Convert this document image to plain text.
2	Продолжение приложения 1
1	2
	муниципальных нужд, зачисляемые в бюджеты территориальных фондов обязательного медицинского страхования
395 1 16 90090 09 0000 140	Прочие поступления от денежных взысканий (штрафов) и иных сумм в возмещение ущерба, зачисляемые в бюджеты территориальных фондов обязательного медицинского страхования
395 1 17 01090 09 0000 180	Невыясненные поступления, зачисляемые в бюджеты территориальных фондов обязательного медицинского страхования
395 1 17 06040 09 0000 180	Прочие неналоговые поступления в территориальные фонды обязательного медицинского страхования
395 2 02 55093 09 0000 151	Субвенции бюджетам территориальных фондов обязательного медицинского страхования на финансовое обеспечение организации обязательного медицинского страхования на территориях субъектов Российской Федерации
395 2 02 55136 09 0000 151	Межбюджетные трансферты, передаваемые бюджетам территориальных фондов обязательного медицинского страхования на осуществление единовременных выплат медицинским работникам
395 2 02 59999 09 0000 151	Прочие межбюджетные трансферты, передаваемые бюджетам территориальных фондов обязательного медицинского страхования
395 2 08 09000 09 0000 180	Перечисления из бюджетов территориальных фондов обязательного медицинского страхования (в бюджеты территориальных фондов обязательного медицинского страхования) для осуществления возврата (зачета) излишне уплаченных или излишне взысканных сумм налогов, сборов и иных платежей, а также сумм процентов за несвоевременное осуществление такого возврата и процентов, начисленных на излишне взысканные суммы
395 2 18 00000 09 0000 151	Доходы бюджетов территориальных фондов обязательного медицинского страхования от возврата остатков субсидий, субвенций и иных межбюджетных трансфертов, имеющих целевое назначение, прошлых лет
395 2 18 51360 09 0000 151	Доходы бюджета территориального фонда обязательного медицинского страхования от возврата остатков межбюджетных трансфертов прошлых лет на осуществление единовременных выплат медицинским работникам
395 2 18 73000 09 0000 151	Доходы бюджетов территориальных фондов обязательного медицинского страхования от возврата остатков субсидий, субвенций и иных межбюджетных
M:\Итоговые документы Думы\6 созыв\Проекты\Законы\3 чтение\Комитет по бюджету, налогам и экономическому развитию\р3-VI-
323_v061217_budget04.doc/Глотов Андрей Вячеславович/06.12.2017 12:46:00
=-=-=
**Aim**
Copy out each line exactly as written.

**Result**
Convert this document image to plain text.
2	Продолжение приложения 1
1	2
	муниципальных нужд, зачисляемые в бюджеты территориальных фондов обязательного медицинского страхования
395 1 16 90090 09 0000 140	Прочие поступления от денежных взысканий (штрафов) и иных сумм в возмещение ущерба, зачисляемые в бюджеты территориальных фондов обязательного медицинского страхования
395 1 17 01090 09 0000 180	Невыясненные поступления, зачисляемые в бюджеты территориальных фондов обязательного медицинского страхования
395 1 17 06040 09 0000 180	Прочие неналоговые поступления в территориальные фонды обязательного медицинского страхования
395 2 02 55093 09 0000 151	Субвенции бюджетам территориальных фондов обязательного медицинского страхования на финансовое обеспечение организации обязательного медицинского страхования на территориях субъектов Российской Федерации
395 2 02 55136 09 0000 151	Межбюджетные трансферты, передаваемые бюджетам территориальных фондов обязательного медицинского страхования на осуществление единовременных выплат медицинским работникам
395 2 02 59999 09 0000 151	Прочие межбюджетные трансферты, передаваемые бюджетам территориальных фондов обязательного медицинского страхования
395 2 08 09000 09 0000 180	Перечисления из бюджетов территориальных фондов обязательного медицинского страхования (в бюджеты территориальных фондов обязательного медицинского страхования) для осуществления возврата (зачета) излишне уплаченных или излишне взысканных сумм налогов, сборов и иных платежей, а также сумм процентов за несвоевременное осуществление такого возврата и процентов, начисленных на излишне взысканные суммы
395 2 18 00000 09 0000 151	Доходы бюджетов территориальных фондов обязательного медицинского страхования от возврата остатков субсидий, субвенций и иных межбюджетных трансфертов, имеющих целевое назначение, прошлых лет
395 2 18 51360 09 0000 151	Доходы бюджета территориального фонда обязательного медицинского страхования от возврата остатков межбюджетных трансфертов прошлых лет на осуществление единовременных выплат медицинским работникам
395 2 18 73000 09 0000 151	Доходы бюджетов территориальных фондов обязательного медицинского страхования от возврата остатков субсидий, субвенций и иных межбюджетных
M:\Итоговые документы Думы\6 созыв\Проекты\Законы\3 чтение\Комитет по бюджету, налогам и экономическому развитию\р3-VI-
323_v061217_budget04.doc/Глотов Андрей Вячеславович/06.12.2017 12:46:00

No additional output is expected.